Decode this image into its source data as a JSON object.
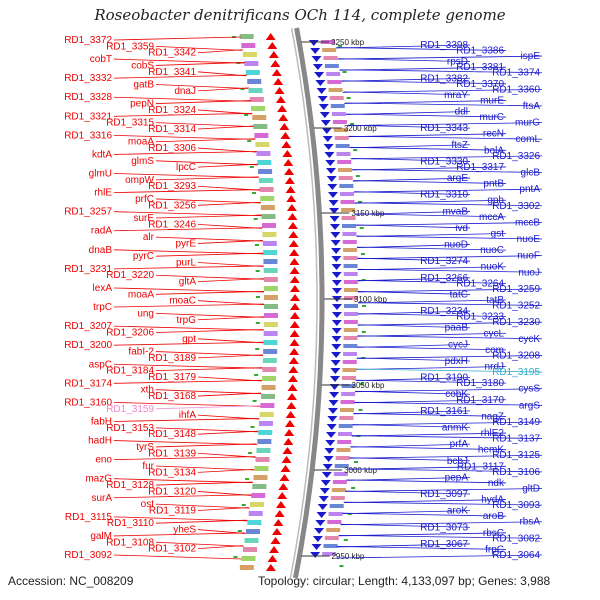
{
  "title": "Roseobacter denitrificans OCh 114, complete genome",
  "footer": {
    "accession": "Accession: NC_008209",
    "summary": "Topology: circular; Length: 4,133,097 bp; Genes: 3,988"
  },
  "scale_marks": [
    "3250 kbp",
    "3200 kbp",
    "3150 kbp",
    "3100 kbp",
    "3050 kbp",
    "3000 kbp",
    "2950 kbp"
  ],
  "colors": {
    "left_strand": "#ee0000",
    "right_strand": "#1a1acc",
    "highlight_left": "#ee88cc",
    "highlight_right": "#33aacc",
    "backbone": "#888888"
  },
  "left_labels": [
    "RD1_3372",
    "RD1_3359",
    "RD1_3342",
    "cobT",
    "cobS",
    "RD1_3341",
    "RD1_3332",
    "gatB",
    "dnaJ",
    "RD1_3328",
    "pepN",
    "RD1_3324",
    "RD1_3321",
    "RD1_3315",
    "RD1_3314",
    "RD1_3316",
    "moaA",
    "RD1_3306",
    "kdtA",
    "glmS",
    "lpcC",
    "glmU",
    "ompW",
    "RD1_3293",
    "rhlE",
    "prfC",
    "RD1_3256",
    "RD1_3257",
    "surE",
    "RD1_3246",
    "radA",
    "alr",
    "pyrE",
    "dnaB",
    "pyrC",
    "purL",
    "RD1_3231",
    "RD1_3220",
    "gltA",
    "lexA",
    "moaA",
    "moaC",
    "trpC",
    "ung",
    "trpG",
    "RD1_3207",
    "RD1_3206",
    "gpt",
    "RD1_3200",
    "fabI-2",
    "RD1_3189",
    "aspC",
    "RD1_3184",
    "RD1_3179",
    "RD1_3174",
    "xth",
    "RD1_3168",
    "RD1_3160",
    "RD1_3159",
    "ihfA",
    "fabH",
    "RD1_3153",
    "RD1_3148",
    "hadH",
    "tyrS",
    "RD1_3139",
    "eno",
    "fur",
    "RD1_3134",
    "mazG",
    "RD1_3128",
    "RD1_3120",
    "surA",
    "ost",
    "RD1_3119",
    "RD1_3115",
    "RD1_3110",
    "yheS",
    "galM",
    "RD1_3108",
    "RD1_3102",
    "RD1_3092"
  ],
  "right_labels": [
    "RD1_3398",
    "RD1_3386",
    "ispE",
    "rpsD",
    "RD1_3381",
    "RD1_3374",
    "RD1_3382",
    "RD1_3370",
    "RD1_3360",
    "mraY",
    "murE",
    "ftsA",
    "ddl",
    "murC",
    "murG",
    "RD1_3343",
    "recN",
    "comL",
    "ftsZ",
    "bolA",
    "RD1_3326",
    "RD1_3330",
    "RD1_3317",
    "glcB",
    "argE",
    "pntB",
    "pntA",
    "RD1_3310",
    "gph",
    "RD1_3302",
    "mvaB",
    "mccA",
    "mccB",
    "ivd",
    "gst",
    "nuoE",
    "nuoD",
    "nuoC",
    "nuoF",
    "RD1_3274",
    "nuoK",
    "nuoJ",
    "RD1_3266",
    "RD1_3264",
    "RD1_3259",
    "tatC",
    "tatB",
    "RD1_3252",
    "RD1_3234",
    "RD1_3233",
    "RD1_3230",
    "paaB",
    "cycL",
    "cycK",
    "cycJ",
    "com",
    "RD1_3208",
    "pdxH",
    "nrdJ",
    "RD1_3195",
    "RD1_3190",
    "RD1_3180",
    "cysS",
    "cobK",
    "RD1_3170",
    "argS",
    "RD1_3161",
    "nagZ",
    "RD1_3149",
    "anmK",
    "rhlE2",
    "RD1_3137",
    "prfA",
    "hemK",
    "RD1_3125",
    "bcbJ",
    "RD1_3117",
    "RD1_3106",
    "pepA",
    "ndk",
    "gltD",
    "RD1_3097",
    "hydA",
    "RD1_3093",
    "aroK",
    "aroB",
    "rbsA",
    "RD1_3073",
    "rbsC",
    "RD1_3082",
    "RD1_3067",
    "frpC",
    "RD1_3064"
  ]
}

::::::::

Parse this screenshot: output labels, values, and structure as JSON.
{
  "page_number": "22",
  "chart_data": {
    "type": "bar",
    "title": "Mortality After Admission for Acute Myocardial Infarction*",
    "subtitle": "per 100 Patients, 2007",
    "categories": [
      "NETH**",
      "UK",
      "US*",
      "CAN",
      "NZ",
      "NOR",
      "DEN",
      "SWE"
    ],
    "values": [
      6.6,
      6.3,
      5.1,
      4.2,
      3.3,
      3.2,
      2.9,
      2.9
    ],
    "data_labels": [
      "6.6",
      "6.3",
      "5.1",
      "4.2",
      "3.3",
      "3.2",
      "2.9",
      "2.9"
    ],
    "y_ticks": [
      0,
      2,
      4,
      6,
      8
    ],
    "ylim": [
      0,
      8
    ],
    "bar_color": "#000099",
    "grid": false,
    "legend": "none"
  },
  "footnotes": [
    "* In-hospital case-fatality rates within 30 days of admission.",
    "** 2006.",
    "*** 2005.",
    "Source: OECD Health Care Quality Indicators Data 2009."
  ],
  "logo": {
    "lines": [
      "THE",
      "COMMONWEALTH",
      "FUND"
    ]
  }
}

::::::::

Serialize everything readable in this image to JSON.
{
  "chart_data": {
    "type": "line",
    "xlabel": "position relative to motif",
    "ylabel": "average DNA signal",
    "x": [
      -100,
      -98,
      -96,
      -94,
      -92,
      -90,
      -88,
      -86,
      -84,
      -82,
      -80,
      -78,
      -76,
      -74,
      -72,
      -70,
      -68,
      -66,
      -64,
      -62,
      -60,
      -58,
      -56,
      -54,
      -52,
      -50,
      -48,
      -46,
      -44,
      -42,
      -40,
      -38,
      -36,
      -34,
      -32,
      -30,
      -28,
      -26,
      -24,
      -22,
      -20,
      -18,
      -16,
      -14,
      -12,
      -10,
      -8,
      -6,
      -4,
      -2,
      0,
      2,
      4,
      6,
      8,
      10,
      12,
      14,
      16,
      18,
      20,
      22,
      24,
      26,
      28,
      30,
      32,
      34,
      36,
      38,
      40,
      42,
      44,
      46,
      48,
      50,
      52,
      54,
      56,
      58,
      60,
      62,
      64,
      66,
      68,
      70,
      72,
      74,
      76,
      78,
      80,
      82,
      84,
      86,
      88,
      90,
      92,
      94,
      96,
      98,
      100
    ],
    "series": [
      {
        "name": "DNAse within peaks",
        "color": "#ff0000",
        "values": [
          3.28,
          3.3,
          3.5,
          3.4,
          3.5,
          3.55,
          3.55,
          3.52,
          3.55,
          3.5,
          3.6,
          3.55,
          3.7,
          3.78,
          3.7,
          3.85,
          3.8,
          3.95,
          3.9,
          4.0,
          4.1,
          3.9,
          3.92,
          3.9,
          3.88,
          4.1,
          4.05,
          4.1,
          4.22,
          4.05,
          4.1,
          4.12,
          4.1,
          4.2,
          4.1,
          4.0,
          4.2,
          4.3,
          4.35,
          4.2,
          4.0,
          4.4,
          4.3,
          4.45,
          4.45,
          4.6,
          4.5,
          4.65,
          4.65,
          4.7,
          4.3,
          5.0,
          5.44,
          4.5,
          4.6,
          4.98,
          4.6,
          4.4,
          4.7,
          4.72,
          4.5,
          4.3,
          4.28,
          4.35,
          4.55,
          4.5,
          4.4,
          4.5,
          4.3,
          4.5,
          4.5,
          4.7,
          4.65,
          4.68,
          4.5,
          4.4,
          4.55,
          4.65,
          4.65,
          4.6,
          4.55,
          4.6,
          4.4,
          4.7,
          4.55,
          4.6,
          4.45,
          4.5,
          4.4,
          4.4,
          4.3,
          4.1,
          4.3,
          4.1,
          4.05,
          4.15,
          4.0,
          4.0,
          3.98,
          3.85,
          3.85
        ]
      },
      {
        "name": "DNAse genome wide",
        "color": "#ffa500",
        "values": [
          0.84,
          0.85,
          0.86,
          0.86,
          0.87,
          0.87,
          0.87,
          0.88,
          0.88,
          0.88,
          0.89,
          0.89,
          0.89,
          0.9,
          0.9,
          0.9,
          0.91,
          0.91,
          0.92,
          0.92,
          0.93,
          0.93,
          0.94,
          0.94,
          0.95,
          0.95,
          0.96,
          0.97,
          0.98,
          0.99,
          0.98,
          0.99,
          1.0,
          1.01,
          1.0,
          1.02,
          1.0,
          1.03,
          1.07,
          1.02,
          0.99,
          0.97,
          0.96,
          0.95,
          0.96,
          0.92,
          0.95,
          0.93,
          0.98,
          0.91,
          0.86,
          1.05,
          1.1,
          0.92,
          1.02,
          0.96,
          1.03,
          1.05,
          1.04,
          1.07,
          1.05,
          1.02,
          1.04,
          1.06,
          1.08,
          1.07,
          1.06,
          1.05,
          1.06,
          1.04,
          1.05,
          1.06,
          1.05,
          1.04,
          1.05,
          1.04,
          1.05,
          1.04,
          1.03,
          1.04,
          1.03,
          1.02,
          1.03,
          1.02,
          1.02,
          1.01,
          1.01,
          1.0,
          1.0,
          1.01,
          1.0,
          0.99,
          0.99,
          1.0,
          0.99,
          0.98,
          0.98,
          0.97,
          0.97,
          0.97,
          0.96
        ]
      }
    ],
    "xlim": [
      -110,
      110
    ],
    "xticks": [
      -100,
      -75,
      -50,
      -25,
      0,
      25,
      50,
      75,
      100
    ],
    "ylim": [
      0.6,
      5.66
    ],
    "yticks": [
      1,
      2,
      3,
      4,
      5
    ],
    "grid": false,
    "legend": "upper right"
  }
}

::::::::

=== EXERCISE ===
Copy out each line of the data containing the string "JSON".

=== OUTPUT OF THE TASK ===
Decode this image into its source data as a JSON object.
Parse this screenshot: output labels, values, and structure as JSON.
Serialize everything readable in this image to JSON.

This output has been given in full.